### TASK OBJECTIVE
Output an exact reproduction of the data.

################

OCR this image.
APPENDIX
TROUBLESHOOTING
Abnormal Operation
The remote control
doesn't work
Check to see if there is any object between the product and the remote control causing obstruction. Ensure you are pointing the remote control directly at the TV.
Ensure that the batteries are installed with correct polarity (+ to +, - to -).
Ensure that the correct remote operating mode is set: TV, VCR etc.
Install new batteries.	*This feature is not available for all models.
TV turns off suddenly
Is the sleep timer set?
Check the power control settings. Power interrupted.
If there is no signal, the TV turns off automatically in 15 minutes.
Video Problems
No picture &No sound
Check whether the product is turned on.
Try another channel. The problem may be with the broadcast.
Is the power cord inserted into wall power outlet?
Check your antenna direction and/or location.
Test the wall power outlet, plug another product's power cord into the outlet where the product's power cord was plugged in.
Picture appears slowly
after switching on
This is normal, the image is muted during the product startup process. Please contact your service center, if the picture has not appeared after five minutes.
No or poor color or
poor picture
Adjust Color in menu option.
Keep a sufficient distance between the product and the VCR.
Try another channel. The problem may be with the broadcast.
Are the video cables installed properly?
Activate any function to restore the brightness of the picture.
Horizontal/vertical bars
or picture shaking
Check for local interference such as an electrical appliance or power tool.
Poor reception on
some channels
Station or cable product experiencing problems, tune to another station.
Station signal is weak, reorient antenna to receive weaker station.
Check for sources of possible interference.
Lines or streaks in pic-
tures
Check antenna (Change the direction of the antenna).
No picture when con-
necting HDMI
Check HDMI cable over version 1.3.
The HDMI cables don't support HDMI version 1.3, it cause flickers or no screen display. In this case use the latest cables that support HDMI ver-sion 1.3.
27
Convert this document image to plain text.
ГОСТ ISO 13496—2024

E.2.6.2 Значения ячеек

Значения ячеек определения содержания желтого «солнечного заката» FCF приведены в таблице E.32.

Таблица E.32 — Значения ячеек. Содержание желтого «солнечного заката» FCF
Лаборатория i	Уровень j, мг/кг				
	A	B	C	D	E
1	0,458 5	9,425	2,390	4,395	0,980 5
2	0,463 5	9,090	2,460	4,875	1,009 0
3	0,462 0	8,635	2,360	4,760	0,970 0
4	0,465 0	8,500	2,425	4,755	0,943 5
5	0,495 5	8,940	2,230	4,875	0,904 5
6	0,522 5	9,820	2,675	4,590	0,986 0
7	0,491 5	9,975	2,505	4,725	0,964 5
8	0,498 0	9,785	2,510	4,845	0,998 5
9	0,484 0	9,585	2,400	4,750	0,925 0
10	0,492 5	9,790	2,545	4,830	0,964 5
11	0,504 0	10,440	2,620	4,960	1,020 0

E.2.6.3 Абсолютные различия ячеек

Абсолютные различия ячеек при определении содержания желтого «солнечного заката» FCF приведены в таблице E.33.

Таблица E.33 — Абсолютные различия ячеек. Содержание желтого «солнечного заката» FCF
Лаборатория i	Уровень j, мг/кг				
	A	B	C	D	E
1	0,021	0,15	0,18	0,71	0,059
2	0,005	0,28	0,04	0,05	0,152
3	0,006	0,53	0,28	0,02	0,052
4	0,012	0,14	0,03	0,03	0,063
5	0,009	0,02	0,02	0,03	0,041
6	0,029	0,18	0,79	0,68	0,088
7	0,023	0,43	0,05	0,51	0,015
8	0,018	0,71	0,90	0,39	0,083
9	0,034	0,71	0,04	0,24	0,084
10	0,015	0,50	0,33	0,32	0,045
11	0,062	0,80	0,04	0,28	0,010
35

################

### RESULT OF THIS TASK
OCR this image.
APPENDIX
TROUBLESHOOTING
Abnormal Operation
The remote control
doesn't work
Check to see if there is any object between the product and the remote control causing obstruction. Ensure you are pointing the remote control directly at the TV.
Ensure that the batteries are installed with correct polarity (+ to +, - to -).
Ensure that the correct remote operating mode is set: TV, VCR etc.
Install new batteries.	*This feature is not available for all models.
TV turns off suddenly
Is the sleep timer set?
Check the power control settings. Power interrupted.
If there is no signal, the TV turns off automatically in 15 minutes.
Video Problems
No picture &No sound
Check whether the product is turned on.
Try another channel. The problem may be with the broadcast.
Is the power cord inserted into wall power outlet?
Check your antenna direction and/or location.
Test the wall power outlet, plug another product's power cord into the outlet where the product's power cord was plugged in.
Picture appears slowly
after switching on
This is normal, the image is muted during the product startup process. Please contact your service center, if the picture has not appeared after five minutes.
No or poor color or
poor picture
Adjust Color in menu option.
Keep a sufficient distance between the product and the VCR.
Try another channel. The problem may be with the broadcast.
Are the video cables installed properly?
Activate any function to restore the brightness of the picture.
Horizontal/vertical bars
or picture shaking
Check for local interference such as an electrical appliance or power tool.
Poor reception on
some channels
Station or cable product experiencing problems, tune to another station.
Station signal is weak, reorient antenna to receive weaker station.
Check for sources of possible interference.
Lines or streaks in pic-
tures
Check antenna (Change the direction of the antenna).
No picture when con-
necting HDMI
Check HDMI cable over version 1.3.
The HDMI cables don't support HDMI version 1.3, it cause flickers or no screen display. In this case use the latest cables that support HDMI ver-sion 1.3.
27
Convert this document image to plain text.
ГОСТ ISO 13496—2024

E.2.6.2 Значения ячеек

Значения ячеек определения содержания желтого «солнечного заката» FCF приведены в таблице E.32.

Таблица E.32 — Значения ячеек. Содержание желтого «солнечного заката» FCF
Лаборатория i	Уровень j, мг/кг				
	A	B	C	D	E
1	0,458 5	9,425	2,390	4,395	0,980 5
2	0,463 5	9,090	2,460	4,875	1,009 0
3	0,462 0	8,635	2,360	4,760	0,970 0
4	0,465 0	8,500	2,425	4,755	0,943 5
5	0,495 5	8,940	2,230	4,875	0,904 5
6	0,522 5	9,820	2,675	4,590	0,986 0
7	0,491 5	9,975	2,505	4,725	0,964 5
8	0,498 0	9,785	2,510	4,845	0,998 5
9	0,484 0	9,585	2,400	4,750	0,925 0
10	0,492 5	9,790	2,545	4,830	0,964 5
11	0,504 0	10,440	2,620	4,960	1,020 0

E.2.6.3 Абсолютные различия ячеек

Абсолютные различия ячеек при определении содержания желтого «солнечного заката» FCF приведены в таблице E.33.

Таблица E.33 — Абсолютные различия ячеек. Содержание желтого «солнечного заката» FCF
Лаборатория i	Уровень j, мг/кг				
	A	B	C	D	E
1	0,021	0,15	0,18	0,71	0,059
2	0,005	0,28	0,04	0,05	0,152
3	0,006	0,53	0,28	0,02	0,052
4	0,012	0,14	0,03	0,03	0,063
5	0,009	0,02	0,02	0,03	0,041
6	0,029	0,18	0,79	0,68	0,088
7	0,023	0,43	0,05	0,51	0,015
8	0,018	0,71	0,90	0,39	0,083
9	0,034	0,71	0,04	0,24	0,084
10	0,015	0,50	0,33	0,32	0,045
11	0,062	0,80	0,04	0,28	0,010
35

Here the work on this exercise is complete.